Task instructions
Swap "y-tick-label" for "y-axis-tick" in the items from the line containing "x-tick-label: fun — [149, 455, 170, 470]" through the line containing "bar-brain — [520, 371, 600, 445]", inclusive, and leave everything else unchanged. Give back only those lines.

Records provided
──────────
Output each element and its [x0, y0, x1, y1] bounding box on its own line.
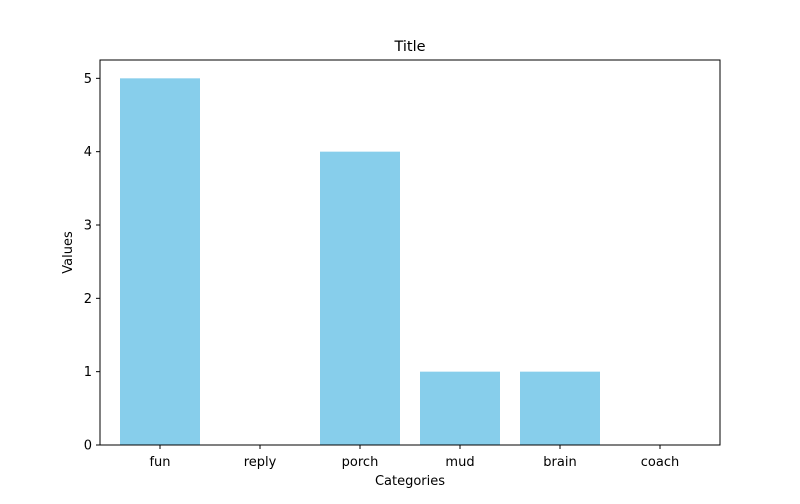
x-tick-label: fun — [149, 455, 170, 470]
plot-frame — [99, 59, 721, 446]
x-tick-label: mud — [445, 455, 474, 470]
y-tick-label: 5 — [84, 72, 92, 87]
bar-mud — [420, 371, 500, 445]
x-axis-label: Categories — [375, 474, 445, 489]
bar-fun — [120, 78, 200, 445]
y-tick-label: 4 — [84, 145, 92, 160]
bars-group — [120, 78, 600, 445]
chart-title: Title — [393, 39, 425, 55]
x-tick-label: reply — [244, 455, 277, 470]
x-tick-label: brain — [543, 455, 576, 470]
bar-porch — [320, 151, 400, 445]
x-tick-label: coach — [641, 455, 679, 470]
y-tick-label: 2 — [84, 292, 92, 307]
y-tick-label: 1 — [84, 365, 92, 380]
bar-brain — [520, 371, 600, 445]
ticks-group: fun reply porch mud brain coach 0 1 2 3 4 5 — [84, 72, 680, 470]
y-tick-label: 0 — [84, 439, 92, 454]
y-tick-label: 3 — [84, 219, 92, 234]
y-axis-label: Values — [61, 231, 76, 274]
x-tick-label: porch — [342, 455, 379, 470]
──────────
The completed task
x-tick-label: fun — [149, 455, 170, 470]
plot-frame — [99, 59, 721, 446]
x-tick-label: mud — [445, 455, 474, 470]
y-axis-tick: 5 — [84, 72, 92, 87]
bar-mud — [420, 371, 500, 445]
x-axis-label: Categories — [375, 474, 445, 489]
bar-fun — [120, 78, 200, 445]
y-axis-tick: 4 — [84, 145, 92, 160]
bars-group — [120, 78, 600, 445]
chart-title: Title — [393, 39, 425, 55]
x-tick-label: reply — [244, 455, 277, 470]
x-tick-label: brain — [543, 455, 576, 470]
bar-porch — [320, 151, 400, 445]
x-tick-label: coach — [641, 455, 679, 470]
y-axis-tick: 2 — [84, 292, 92, 307]
y-axis-tick: 1 — [84, 365, 92, 380]
bar-brain — [520, 371, 600, 445]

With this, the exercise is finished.